● STATED PROBLEM:
Each record is to be printed again precisely as it reads.
--
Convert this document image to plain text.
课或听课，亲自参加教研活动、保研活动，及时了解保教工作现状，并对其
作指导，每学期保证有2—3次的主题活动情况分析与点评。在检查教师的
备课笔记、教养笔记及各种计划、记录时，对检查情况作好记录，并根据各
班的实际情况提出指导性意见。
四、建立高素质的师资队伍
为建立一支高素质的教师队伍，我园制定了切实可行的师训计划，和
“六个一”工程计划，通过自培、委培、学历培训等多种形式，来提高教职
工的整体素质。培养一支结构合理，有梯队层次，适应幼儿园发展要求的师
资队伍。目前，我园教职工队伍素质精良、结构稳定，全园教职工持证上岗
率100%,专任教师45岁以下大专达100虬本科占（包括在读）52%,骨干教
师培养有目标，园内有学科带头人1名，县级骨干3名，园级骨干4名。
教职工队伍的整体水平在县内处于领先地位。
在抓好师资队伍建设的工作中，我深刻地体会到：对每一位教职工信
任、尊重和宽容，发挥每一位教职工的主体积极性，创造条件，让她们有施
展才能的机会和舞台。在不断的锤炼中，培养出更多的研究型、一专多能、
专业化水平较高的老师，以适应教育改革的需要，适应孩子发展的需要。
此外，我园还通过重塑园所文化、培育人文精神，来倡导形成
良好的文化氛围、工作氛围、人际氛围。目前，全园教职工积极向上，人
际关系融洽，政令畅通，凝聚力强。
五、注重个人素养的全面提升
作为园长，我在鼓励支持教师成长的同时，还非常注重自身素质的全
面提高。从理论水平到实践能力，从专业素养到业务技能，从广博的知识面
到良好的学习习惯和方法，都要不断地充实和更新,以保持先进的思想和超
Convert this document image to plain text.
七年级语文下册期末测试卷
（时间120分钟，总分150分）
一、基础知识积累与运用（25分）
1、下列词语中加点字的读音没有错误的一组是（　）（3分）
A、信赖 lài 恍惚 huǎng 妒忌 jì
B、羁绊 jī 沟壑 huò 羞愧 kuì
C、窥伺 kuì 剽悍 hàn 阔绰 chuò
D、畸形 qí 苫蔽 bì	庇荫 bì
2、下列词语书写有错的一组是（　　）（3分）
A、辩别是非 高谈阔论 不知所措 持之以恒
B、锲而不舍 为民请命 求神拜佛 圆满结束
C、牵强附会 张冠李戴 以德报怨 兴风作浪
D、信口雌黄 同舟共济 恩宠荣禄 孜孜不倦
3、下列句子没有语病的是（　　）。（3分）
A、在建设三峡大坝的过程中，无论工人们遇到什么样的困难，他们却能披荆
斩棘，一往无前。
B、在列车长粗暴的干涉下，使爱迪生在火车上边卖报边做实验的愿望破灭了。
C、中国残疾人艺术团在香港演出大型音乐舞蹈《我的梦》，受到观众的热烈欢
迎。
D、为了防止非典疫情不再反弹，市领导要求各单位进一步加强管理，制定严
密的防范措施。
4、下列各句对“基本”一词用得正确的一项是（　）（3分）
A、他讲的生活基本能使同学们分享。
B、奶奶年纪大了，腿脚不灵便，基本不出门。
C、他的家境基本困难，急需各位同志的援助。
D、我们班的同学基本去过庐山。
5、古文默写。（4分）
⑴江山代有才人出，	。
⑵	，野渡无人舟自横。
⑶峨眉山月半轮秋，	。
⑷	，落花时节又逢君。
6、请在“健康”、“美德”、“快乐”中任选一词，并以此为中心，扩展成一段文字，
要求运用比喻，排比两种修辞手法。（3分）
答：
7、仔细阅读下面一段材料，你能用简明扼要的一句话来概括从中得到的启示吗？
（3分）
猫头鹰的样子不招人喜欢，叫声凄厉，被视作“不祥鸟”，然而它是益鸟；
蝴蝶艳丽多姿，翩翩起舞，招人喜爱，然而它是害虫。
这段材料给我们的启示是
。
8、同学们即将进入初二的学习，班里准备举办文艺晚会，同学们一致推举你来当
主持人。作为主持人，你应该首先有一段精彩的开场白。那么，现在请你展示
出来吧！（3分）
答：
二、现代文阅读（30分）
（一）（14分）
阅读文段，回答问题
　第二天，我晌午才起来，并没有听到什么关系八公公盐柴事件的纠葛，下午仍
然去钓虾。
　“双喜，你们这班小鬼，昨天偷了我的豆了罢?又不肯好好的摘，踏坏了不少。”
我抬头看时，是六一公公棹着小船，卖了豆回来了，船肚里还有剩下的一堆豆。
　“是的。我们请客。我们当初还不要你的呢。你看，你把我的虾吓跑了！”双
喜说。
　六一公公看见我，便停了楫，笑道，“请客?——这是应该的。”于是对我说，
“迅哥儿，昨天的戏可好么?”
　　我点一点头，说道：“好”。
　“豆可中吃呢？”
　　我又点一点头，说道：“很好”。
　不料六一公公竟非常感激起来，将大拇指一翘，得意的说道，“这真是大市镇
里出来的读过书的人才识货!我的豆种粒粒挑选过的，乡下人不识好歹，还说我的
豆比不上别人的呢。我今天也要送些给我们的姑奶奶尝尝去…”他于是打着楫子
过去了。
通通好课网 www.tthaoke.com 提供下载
--
● RESPONSE TO THIS EXERCISE:
Convert this document image to plain text.
课或听课，亲自参加教研活动、保研活动，及时了解保教工作现状，并对其
作指导，每学期保证有2—3次的主题活动情况分析与点评。在检查教师的
备课笔记、教养笔记及各种计划、记录时，对检查情况作好记录，并根据各
班的实际情况提出指导性意见。
四、建立高素质的师资队伍
为建立一支高素质的教师队伍，我园制定了切实可行的师训计划，和
“六个一”工程计划，通过自培、委培、学历培训等多种形式，来提高教职
工的整体素质。培养一支结构合理，有梯队层次，适应幼儿园发展要求的师
资队伍。目前，我园教职工队伍素质精良、结构稳定，全园教职工持证上岗
率100%,专任教师45岁以下大专达100虬本科占（包括在读）52%,骨干教
师培养有目标，园内有学科带头人1名，县级骨干3名，园级骨干4名。
教职工队伍的整体水平在县内处于领先地位。
在抓好师资队伍建设的工作中，我深刻地体会到：对每一位教职工信
任、尊重和宽容，发挥每一位教职工的主体积极性，创造条件，让她们有施
展才能的机会和舞台。在不断的锤炼中，培养出更多的研究型、一专多能、
专业化水平较高的老师，以适应教育改革的需要，适应孩子发展的需要。
此外，我园还通过重塑园所文化、培育人文精神，来倡导形成
良好的文化氛围、工作氛围、人际氛围。目前，全园教职工积极向上，人
际关系融洽，政令畅通，凝聚力强。
五、注重个人素养的全面提升
作为园长，我在鼓励支持教师成长的同时，还非常注重自身素质的全
面提高。从理论水平到实践能力，从专业素养到业务技能，从广博的知识面
到良好的学习习惯和方法，都要不断地充实和更新,以保持先进的思想和超
Convert this document image to plain text.
七年级语文下册期末测试卷
（时间120分钟，总分150分）
一、基础知识积累与运用（25分）
1、下列词语中加点字的读音没有错误的一组是（　）（3分）
A、信赖 lài 恍惚 huǎng 妒忌 jì
B、羁绊 jī 沟壑 huò 羞愧 kuì
C、窥伺 kuì 剽悍 hàn 阔绰 chuò
D、畸形 qí 苫蔽 bì	庇荫 bì
2、下列词语书写有错的一组是（　　）（3分）
A、辩别是非 高谈阔论 不知所措 持之以恒
B、锲而不舍 为民请命 求神拜佛 圆满结束
C、牵强附会 张冠李戴 以德报怨 兴风作浪
D、信口雌黄 同舟共济 恩宠荣禄 孜孜不倦
3、下列句子没有语病的是（　　）。（3分）
A、在建设三峡大坝的过程中，无论工人们遇到什么样的困难，他们却能披荆
斩棘，一往无前。
B、在列车长粗暴的干涉下，使爱迪生在火车上边卖报边做实验的愿望破灭了。
C、中国残疾人艺术团在香港演出大型音乐舞蹈《我的梦》，受到观众的热烈欢
迎。
D、为了防止非典疫情不再反弹，市领导要求各单位进一步加强管理，制定严
密的防范措施。
4、下列各句对“基本”一词用得正确的一项是（　）（3分）
A、他讲的生活基本能使同学们分享。
B、奶奶年纪大了，腿脚不灵便，基本不出门。
C、他的家境基本困难，急需各位同志的援助。
D、我们班的同学基本去过庐山。
5、古文默写。（4分）
⑴江山代有才人出，	。
⑵	，野渡无人舟自横。
⑶峨眉山月半轮秋，	。
⑷	，落花时节又逢君。
6、请在“健康”、“美德”、“快乐”中任选一词，并以此为中心，扩展成一段文字，
要求运用比喻，排比两种修辞手法。（3分）
答：
7、仔细阅读下面一段材料，你能用简明扼要的一句话来概括从中得到的启示吗？
（3分）
猫头鹰的样子不招人喜欢，叫声凄厉，被视作“不祥鸟”，然而它是益鸟；
蝴蝶艳丽多姿，翩翩起舞，招人喜爱，然而它是害虫。
这段材料给我们的启示是
。
8、同学们即将进入初二的学习，班里准备举办文艺晚会，同学们一致推举你来当
主持人。作为主持人，你应该首先有一段精彩的开场白。那么，现在请你展示
出来吧！（3分）
答：
二、现代文阅读（30分）
（一）（14分）
阅读文段，回答问题
　第二天，我晌午才起来，并没有听到什么关系八公公盐柴事件的纠葛，下午仍
然去钓虾。
　“双喜，你们这班小鬼，昨天偷了我的豆了罢?又不肯好好的摘，踏坏了不少。”
我抬头看时，是六一公公棹着小船，卖了豆回来了，船肚里还有剩下的一堆豆。
　“是的。我们请客。我们当初还不要你的呢。你看，你把我的虾吓跑了！”双
喜说。
　六一公公看见我，便停了楫，笑道，“请客?——这是应该的。”于是对我说，
“迅哥儿，昨天的戏可好么?”
　　我点一点头，说道：“好”。
　“豆可中吃呢？”
　　我又点一点头，说道：“很好”。
　不料六一公公竟非常感激起来，将大拇指一翘，得意的说道，“这真是大市镇
里出来的读过书的人才识货!我的豆种粒粒挑选过的，乡下人不识好歹，还说我的
豆比不上别人的呢。我今天也要送些给我们的姑奶奶尝尝去…”他于是打着楫子
过去了。
通通好课网 www.tthaoke.com 提供下载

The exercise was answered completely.